### The task
From the listing below, pull each line that includes "budżetowe".

━━━

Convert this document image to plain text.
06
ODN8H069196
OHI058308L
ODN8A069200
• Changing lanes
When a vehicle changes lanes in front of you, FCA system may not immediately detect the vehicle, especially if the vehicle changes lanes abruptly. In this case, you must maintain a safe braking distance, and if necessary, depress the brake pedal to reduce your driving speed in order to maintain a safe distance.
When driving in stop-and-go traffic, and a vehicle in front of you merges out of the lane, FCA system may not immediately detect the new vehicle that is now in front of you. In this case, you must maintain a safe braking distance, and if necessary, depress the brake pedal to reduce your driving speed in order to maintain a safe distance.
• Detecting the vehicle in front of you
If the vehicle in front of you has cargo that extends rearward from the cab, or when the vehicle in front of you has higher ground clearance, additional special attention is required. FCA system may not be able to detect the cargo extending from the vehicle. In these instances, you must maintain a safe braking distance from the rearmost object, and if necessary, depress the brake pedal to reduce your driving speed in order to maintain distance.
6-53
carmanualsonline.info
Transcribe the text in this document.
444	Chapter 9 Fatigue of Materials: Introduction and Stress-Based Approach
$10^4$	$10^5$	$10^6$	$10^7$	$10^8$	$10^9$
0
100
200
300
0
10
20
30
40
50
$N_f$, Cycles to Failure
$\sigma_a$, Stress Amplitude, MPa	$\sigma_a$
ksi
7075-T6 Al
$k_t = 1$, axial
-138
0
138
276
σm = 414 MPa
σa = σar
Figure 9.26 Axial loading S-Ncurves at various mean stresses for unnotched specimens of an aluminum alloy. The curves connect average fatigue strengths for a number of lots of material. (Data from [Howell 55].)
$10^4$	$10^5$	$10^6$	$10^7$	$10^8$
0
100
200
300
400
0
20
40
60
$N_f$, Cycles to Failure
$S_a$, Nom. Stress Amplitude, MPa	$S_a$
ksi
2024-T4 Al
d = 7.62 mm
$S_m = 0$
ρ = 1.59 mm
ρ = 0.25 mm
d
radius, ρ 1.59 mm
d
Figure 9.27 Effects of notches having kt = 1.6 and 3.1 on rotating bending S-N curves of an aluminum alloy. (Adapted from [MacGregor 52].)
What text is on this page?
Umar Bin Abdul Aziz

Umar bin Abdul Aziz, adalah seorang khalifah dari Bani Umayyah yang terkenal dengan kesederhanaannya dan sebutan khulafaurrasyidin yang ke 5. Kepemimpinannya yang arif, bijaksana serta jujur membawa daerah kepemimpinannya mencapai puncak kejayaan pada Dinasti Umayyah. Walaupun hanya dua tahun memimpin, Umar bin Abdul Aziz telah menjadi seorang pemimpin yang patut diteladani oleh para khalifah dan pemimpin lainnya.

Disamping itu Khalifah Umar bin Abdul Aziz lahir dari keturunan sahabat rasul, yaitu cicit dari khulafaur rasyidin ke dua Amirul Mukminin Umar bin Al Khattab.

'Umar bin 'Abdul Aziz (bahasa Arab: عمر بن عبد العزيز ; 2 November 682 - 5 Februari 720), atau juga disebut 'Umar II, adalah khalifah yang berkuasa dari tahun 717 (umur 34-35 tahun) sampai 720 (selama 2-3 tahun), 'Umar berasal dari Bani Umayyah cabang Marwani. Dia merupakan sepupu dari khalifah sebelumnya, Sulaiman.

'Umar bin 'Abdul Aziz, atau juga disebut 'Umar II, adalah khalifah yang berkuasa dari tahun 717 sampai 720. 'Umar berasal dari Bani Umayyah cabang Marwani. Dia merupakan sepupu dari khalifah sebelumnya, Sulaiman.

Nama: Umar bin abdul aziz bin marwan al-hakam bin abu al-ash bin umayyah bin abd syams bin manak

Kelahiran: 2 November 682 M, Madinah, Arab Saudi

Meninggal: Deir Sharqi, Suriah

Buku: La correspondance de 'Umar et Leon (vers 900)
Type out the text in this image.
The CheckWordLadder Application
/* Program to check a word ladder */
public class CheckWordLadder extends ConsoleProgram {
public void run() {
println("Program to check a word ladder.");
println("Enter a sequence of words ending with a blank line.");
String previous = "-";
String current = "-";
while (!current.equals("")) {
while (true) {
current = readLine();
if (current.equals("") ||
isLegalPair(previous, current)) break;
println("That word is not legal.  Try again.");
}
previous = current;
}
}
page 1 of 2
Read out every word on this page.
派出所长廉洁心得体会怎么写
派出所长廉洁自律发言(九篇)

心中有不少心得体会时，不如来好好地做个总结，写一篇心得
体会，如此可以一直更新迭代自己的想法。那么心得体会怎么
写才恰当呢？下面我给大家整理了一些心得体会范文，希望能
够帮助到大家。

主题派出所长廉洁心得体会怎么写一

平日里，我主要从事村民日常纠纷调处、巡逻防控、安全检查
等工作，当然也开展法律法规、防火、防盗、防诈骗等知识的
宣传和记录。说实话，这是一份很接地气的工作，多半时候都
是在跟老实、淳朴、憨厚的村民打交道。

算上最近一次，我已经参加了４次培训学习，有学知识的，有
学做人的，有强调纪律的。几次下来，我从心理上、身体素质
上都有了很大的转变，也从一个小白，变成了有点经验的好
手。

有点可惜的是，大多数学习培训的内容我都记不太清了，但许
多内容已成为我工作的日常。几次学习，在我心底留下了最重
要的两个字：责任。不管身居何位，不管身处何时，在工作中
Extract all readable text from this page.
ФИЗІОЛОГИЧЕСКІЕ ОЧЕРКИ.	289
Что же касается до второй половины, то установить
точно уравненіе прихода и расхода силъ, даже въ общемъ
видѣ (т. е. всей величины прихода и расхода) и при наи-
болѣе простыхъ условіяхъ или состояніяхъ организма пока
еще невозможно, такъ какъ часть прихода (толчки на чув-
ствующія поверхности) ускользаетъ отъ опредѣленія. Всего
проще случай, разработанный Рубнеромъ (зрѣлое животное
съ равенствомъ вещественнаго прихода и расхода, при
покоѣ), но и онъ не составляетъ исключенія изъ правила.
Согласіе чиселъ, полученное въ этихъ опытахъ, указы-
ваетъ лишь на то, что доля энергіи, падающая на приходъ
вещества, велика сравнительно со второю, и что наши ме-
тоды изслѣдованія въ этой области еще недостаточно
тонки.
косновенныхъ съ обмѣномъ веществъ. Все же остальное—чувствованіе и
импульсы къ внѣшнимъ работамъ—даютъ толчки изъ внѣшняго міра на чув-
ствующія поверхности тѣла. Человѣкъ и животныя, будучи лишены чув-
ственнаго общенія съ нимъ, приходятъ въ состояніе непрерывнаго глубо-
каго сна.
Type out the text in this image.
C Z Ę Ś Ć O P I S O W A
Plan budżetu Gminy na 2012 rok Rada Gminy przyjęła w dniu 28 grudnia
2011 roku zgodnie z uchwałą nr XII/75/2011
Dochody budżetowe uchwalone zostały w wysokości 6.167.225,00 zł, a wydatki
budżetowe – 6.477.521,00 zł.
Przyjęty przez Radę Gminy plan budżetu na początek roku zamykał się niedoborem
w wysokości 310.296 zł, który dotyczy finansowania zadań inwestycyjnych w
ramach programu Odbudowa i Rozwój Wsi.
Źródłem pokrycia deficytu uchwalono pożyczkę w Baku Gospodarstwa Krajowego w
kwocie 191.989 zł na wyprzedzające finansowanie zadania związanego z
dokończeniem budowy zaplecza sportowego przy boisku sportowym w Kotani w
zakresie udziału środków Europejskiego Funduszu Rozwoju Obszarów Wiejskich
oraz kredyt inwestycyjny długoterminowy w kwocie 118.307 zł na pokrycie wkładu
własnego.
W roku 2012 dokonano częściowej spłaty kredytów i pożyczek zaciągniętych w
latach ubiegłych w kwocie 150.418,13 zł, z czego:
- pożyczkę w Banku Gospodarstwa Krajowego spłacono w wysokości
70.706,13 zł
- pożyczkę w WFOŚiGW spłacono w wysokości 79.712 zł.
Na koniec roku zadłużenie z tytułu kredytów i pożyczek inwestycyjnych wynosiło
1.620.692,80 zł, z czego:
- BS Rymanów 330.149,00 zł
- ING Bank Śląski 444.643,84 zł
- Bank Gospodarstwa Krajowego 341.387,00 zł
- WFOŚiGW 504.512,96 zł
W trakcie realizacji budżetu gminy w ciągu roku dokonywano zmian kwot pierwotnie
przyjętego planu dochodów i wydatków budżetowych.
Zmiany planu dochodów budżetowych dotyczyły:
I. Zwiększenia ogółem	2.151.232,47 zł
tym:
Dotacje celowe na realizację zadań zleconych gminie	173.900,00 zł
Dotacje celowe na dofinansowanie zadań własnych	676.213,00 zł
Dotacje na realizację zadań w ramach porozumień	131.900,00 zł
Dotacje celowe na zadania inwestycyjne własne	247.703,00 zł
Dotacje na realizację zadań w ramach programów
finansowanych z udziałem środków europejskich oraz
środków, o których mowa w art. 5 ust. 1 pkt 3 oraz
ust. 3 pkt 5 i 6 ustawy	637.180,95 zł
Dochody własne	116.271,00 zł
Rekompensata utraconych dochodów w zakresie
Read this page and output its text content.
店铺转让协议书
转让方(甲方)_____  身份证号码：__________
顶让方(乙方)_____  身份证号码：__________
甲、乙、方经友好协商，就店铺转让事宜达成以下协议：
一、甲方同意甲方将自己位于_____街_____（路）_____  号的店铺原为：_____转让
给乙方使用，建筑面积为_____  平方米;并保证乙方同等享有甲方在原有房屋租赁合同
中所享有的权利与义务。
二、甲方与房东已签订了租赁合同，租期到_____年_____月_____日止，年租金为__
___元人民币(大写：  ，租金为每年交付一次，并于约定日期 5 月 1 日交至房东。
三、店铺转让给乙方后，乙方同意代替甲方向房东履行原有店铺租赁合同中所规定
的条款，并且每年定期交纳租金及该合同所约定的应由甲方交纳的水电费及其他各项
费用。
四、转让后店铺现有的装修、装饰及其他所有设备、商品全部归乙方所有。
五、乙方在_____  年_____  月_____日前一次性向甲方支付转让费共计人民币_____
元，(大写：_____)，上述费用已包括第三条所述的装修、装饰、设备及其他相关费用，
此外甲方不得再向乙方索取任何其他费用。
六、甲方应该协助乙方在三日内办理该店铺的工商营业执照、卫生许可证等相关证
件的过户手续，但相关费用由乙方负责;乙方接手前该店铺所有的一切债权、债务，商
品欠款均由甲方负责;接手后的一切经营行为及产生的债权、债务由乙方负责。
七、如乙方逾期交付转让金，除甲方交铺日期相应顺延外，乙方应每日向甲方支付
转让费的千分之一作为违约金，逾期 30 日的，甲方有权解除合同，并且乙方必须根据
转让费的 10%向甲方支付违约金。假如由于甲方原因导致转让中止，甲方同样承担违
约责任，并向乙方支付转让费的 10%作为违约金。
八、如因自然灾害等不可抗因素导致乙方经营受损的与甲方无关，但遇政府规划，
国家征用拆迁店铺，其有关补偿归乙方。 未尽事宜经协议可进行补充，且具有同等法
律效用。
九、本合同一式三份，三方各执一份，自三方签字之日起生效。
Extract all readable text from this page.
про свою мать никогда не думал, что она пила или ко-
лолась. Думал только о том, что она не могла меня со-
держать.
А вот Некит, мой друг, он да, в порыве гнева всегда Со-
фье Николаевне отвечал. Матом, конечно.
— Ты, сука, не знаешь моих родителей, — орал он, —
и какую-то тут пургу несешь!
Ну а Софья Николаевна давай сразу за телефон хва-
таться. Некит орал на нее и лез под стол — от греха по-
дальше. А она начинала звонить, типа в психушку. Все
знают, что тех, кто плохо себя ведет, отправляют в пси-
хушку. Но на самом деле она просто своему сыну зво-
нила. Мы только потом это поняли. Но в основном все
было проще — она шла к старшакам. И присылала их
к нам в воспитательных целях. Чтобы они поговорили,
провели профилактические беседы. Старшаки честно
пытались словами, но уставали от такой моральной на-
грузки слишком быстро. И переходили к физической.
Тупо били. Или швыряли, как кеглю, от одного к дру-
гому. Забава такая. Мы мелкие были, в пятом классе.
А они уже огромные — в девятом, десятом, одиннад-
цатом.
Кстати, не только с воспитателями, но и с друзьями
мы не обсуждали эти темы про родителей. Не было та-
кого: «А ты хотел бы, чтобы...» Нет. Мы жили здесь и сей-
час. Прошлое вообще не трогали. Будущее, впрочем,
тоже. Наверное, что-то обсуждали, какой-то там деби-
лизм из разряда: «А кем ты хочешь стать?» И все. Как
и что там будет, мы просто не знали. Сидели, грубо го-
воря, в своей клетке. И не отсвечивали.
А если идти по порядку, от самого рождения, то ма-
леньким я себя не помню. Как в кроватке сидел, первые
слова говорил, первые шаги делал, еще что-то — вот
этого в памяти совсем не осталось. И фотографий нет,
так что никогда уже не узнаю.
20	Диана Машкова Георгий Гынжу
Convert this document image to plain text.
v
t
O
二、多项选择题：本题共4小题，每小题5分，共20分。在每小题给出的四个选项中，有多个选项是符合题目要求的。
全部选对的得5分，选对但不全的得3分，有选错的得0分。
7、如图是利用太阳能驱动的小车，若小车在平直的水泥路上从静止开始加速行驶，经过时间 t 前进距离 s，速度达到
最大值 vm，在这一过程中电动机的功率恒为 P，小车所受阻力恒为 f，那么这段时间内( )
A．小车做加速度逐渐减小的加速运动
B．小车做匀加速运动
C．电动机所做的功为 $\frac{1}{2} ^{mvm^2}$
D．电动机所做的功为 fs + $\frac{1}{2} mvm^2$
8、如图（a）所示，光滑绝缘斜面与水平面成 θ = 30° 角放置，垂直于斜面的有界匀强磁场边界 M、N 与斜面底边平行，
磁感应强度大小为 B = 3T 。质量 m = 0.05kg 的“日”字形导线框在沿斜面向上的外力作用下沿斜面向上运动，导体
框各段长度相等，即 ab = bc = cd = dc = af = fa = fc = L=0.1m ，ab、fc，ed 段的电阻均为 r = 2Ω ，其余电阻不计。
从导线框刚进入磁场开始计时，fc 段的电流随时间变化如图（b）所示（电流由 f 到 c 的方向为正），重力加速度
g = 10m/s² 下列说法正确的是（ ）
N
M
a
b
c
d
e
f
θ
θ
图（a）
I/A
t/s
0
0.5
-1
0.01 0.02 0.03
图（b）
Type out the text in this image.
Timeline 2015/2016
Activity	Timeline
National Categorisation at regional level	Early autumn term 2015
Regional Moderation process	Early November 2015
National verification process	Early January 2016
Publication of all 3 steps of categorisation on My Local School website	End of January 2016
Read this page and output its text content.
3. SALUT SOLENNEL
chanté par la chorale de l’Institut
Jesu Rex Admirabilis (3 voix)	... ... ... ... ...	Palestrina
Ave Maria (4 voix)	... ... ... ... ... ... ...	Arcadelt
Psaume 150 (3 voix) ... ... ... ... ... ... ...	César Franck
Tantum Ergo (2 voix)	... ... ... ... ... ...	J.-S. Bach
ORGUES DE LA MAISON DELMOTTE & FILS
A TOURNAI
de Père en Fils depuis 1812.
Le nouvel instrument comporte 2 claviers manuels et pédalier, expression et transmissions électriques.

━━━

### Response to this exercise
Dochody budżetowe uchwalone zostały w wysokości 6.167.225,00 zł, a wydatki
budżetowe – 6.477.521,00 zł.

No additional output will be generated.